— START OF MATERIAL SUPPLIED —

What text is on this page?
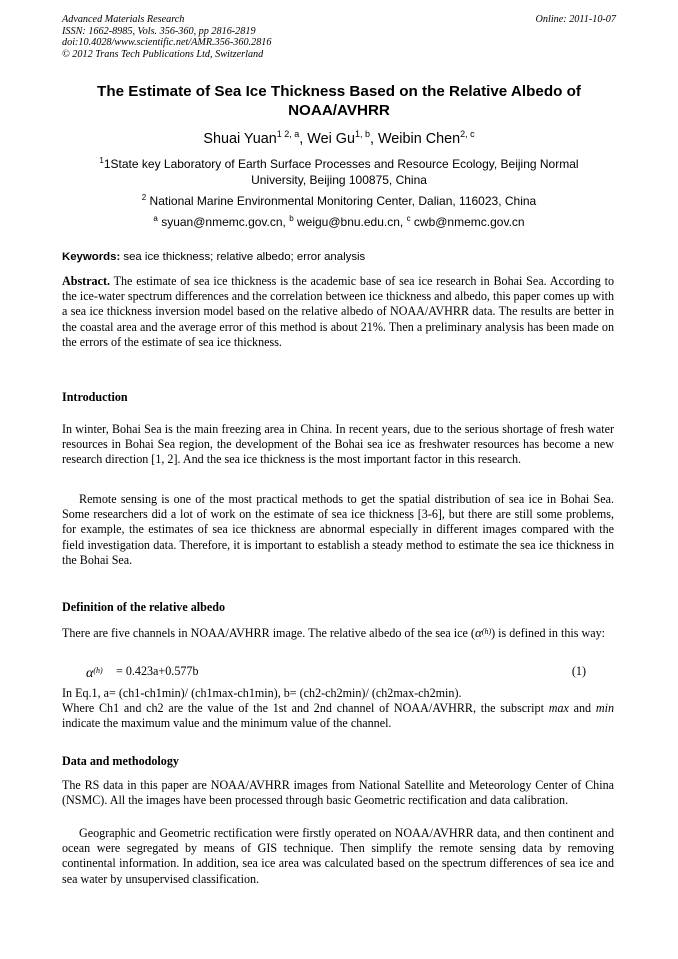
Advanced Materials Research
ISSN: 1662-8985, Vols. 356-360, pp 2816-2819
doi:10.4028/www.scientific.net/AMR.356-360.2816
© 2012 Trans Tech Publications Ltd, Switzerland
Online: 2011-10-07
The Estimate of Sea Ice Thickness Based on the Relative Albedo of
NOAA/AVHRR
Shuai Yuan$^{1 2, a}$, Wei Gu$^{1, b}$, Weibin Chen$^{2, c}$
$^1$1State key Laboratory of Earth Surface Processes and Resource Ecology, Beijing Normal
University, Beijing 100875, China
$^2$ National Marine Environmental Monitoring Center, Dalian, 116023, China
$^a$ syuan@nmemc.gov.cn, $^b$ weigu@bnu.edu.cn, $^c$ cwb@nmemc.gov.cn
Keywords: sea ice thickness; relative albedo; error analysis

Abstract. The estimate of sea ice thickness is the academic base of sea ice research in Bohai Sea. According to the ice-water spectrum differences and the correlation between ice thickness and albedo, this paper comes up with a sea ice thickness inversion model based on the relative albedo of NOAA/AVHRR data. The results are better in the coastal area and the average error of this method is about 21%. Then a preliminary analysis has been made on the errors of the estimate of sea ice thickness.

Introduction

In winter, Bohai Sea is the main freezing area in China. In recent years, due to the serious shortage of fresh water resources in Bohai Sea region, the development of the Bohai sea ice as freshwater resources has become a new research direction [1, 2]. And the sea ice thickness is the most important factor in this research.

Remote sensing is one of the most practical methods to get the spatial distribution of sea ice in Bohai Sea. Some researchers did a lot of work on the estimate of sea ice thickness [3-6], but there are still some problems, for example, the estimates of sea ice thickness are abnormal especially in different images compared with the field investigation data. Therefore, it is important to establish a steady method to estimate the sea ice thickness in the Bohai Sea.

Definition of the relative albedo

There are five channels in NOAA/AVHRR image. The relative albedo of the sea ice $(\alpha^{(h)})$ is defined in this way:

$\alpha^{(h)} = 0.423a+0.577b$	(1)
In Eq.1, a= (ch1-ch1min)/ (ch1max-ch1min), b= (ch2-ch2min)/ (ch2max-ch2min).
Where Ch1 and ch2 are the value of the 1st and 2nd channel of NOAA/AVHRR, the subscript max and min indicate the maximum value and the minimum value of the channel.

Data and methodology

The RS data in this paper are NOAA/AVHRR images from National Satellite and Meteorology Center of China (NSMC). All the images have been processed through basic Geometric rectification and data calibration.

Geographic and Geometric rectification were firstly operated on NOAA/AVHRR data, and then continent and ocean were segregated by means of GIS technique. Then simplify the remote sensing data by removing continental information. In addition, sea ice area was calculated based on the spectrum differences of sea ice and sea water by unsupervised classification.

— END OF MATERIAL SUPPLIED —

All of the records above must be copied exactly, except for the pictures.

What text is on this page?
Advanced Materials Research
ISSN: 1662-8985, Vols. 356-360, pp 2816-2819
doi:10.4028/www.scientific.net/AMR.356-360.2816
© 2012 Trans Tech Publications Ltd, Switzerland
Online: 2011-10-07
The Estimate of Sea Ice Thickness Based on the Relative Albedo of
NOAA/AVHRR
Shuai Yuan$^{1 2, a}$, Wei Gu$^{1, b}$, Weibin Chen$^{2, c}$
$^1$1State key Laboratory of Earth Surface Processes and Resource Ecology, Beijing Normal
University, Beijing 100875, China
$^2$ National Marine Environmental Monitoring Center, Dalian, 116023, China
$^a$ syuan@nmemc.gov.cn, $^b$ weigu@bnu.edu.cn, $^c$ cwb@nmemc.gov.cn
Keywords: sea ice thickness; relative albedo; error analysis

Abstract. The estimate of sea ice thickness is the academic base of sea ice research in Bohai Sea. According to the ice-water spectrum differences and the correlation between ice thickness and albedo, this paper comes up with a sea ice thickness inversion model based on the relative albedo of NOAA/AVHRR data. The results are better in the coastal area and the average error of this method is about 21%. Then a preliminary analysis has been made on the errors of the estimate of sea ice thickness.

Introduction

In winter, Bohai Sea is the main freezing area in China. In recent years, due to the serious shortage of fresh water resources in Bohai Sea region, the development of the Bohai sea ice as freshwater resources has become a new research direction [1, 2]. And the sea ice thickness is the most important factor in this research.

Remote sensing is one of the most practical methods to get the spatial distribution of sea ice in Bohai Sea. Some researchers did a lot of work on the estimate of sea ice thickness [3-6], but there are still some problems, for example, the estimates of sea ice thickness are abnormal especially in different images compared with the field investigation data. Therefore, it is important to establish a steady method to estimate the sea ice thickness in the Bohai Sea.

Definition of the relative albedo

There are five channels in NOAA/AVHRR image. The relative albedo of the sea ice $(\alpha^{(h)})$ is defined in this way:

$\alpha^{(h)} = 0.423a+0.577b$	(1)
In Eq.1, a= (ch1-ch1min)/ (ch1max-ch1min), b= (ch2-ch2min)/ (ch2max-ch2min).
Where Ch1 and ch2 are the value of the 1st and 2nd channel of NOAA/AVHRR, the subscript max and min indicate the maximum value and the minimum value of the channel.

Data and methodology

The RS data in this paper are NOAA/AVHRR images from National Satellite and Meteorology Center of China (NSMC). All the images have been processed through basic Geometric rectification and data calibration.

Geographic and Geometric rectification were firstly operated on NOAA/AVHRR data, and then continent and ocean were segregated by means of GIS technique. Then simplify the remote sensing data by removing continental information. In addition, sea ice area was calculated based on the spectrum differences of sea ice and sea water by unsupervised classification.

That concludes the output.